▶ _EXERCISE INSTRUCTIONS_
Extract and list every line that contains the word "receive".

▶ _STORED DATA_

START

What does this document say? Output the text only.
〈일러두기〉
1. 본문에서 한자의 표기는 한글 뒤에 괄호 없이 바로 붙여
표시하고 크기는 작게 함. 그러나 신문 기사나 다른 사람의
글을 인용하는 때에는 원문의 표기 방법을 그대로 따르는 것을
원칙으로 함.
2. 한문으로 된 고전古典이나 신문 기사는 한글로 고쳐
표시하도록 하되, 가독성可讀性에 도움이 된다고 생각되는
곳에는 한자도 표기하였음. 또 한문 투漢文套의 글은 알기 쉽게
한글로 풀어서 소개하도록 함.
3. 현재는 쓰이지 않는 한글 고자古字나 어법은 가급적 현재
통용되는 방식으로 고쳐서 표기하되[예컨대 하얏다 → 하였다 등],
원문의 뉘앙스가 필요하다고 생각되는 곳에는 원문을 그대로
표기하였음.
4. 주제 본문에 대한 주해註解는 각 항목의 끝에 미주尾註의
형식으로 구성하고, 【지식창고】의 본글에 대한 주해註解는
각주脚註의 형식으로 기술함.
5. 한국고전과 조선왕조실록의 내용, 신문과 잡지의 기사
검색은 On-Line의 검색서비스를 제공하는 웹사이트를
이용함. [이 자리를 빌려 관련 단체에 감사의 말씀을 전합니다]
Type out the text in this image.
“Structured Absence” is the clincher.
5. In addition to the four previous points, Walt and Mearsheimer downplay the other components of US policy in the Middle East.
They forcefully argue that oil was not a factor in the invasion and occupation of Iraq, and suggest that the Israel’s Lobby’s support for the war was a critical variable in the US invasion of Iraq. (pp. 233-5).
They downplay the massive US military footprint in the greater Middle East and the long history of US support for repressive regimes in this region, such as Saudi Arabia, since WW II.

END
START

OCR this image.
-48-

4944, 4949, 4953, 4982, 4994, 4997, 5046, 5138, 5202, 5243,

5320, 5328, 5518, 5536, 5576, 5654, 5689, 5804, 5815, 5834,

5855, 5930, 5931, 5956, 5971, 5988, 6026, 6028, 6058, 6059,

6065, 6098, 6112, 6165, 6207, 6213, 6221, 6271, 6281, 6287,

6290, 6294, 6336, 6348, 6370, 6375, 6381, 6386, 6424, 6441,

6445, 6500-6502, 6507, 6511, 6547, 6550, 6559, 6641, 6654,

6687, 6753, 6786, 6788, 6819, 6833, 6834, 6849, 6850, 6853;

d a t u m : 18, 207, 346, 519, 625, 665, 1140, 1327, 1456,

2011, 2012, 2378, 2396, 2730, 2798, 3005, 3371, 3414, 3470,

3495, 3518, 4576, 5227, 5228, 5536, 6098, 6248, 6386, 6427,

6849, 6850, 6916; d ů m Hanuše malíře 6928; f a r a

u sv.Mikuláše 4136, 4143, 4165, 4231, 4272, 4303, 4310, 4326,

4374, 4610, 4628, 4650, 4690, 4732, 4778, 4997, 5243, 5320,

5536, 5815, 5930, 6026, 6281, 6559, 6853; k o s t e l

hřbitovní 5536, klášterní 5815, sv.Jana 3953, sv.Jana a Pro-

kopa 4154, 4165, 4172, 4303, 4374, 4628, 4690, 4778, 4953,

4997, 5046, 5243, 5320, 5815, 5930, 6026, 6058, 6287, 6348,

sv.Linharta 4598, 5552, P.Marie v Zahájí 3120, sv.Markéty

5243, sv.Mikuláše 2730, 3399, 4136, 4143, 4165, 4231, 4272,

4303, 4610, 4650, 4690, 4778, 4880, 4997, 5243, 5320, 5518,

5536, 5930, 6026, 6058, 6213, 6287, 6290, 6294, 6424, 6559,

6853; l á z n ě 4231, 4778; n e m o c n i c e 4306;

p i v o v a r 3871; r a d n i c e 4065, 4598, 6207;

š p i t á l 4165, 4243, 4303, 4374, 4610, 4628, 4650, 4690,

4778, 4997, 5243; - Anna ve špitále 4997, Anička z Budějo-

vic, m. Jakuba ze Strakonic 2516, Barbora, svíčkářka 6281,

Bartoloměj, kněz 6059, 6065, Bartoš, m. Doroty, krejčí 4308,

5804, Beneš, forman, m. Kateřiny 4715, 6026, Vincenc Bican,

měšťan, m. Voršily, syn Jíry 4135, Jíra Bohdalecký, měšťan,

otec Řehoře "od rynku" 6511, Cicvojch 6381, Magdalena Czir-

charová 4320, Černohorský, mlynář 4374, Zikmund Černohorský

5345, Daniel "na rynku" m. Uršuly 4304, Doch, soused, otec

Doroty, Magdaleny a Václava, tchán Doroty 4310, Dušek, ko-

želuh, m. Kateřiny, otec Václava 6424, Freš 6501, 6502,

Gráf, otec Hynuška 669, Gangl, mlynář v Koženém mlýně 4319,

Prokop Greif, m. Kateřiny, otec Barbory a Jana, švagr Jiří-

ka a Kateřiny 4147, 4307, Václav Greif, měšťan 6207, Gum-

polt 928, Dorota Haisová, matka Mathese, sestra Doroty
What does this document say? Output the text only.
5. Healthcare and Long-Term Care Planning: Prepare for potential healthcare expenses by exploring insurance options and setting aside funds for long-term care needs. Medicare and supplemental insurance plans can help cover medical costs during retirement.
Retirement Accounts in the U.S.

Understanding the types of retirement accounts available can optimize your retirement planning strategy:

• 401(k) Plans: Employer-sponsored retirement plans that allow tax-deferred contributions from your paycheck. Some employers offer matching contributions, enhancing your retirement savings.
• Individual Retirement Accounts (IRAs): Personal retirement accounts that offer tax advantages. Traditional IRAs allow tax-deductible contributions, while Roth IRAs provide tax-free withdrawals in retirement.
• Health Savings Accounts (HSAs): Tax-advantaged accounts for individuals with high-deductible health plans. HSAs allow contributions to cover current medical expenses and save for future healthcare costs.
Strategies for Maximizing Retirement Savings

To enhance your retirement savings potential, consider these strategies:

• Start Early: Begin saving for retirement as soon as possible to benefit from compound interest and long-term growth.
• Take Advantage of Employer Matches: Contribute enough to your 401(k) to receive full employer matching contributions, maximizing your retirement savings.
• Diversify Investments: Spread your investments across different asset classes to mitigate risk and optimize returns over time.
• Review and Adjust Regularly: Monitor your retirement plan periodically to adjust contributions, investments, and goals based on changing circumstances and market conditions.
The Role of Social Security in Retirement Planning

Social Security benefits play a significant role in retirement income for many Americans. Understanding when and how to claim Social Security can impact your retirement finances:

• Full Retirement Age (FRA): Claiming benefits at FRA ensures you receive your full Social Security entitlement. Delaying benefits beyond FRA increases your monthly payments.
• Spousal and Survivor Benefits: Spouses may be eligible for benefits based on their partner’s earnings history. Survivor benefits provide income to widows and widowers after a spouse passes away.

END
START

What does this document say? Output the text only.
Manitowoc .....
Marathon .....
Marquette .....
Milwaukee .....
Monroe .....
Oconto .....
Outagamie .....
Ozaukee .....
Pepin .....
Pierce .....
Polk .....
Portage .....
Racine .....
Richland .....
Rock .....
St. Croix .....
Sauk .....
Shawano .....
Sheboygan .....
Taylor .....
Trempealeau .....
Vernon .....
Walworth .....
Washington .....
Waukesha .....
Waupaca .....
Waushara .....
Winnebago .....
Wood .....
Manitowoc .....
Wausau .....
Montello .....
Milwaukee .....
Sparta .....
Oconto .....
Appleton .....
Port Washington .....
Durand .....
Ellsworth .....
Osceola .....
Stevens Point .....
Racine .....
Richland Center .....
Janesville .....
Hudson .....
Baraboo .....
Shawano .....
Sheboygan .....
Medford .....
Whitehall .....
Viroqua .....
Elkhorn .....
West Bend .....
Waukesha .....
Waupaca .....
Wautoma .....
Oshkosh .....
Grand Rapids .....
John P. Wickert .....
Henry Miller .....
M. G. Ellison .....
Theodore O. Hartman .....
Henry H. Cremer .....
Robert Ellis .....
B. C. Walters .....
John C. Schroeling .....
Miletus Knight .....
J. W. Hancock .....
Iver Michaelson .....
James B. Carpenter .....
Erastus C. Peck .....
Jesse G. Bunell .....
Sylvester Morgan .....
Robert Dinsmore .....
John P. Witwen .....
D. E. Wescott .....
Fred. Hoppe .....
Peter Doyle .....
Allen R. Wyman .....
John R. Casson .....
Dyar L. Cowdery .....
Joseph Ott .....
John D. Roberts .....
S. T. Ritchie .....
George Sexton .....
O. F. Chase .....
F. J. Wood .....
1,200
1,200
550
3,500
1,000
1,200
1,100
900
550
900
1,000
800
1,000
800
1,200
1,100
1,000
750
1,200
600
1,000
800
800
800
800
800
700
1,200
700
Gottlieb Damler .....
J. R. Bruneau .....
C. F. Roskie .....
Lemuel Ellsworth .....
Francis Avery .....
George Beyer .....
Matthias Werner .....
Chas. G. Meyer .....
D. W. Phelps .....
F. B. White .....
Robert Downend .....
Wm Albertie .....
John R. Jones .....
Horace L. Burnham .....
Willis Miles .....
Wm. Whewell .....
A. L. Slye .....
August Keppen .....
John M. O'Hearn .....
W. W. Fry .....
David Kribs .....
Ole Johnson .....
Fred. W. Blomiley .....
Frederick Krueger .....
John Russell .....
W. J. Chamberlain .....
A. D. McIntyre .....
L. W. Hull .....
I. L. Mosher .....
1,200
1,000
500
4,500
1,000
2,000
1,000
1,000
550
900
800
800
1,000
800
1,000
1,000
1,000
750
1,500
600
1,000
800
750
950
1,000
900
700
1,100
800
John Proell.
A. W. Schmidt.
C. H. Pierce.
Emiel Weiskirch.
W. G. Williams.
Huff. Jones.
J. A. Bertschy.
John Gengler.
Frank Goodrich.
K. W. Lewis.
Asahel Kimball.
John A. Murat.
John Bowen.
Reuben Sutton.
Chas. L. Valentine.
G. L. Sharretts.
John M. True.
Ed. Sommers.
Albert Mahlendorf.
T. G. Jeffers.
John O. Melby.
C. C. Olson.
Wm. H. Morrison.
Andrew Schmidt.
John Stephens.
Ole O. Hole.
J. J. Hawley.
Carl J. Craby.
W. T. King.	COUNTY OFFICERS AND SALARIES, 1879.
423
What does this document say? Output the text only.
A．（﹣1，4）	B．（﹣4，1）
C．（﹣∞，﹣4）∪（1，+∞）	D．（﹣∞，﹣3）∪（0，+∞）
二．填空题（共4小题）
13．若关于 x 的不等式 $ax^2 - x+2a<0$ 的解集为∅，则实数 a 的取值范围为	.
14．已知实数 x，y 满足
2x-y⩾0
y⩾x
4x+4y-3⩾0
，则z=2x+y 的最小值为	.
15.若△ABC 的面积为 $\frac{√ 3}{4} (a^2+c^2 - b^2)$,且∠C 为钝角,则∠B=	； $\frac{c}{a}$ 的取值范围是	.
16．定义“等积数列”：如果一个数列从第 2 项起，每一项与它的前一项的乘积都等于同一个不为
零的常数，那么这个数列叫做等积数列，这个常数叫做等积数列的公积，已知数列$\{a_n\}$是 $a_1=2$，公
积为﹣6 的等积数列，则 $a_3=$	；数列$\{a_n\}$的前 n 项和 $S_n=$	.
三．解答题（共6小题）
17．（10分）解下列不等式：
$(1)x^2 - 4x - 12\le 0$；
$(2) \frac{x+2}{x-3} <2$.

END

▶ _WRITTEN RESPONSE_
• Take Advantage of Employer Matches: Contribute enough to your 401(k) to receive full employer matching contributions, maximizing your retirement savings.
• Full Retirement Age (FRA): Claiming benefits at FRA ensures you receive your full Social Security entitlement. Delaying benefits beyond FRA increases your monthly payments.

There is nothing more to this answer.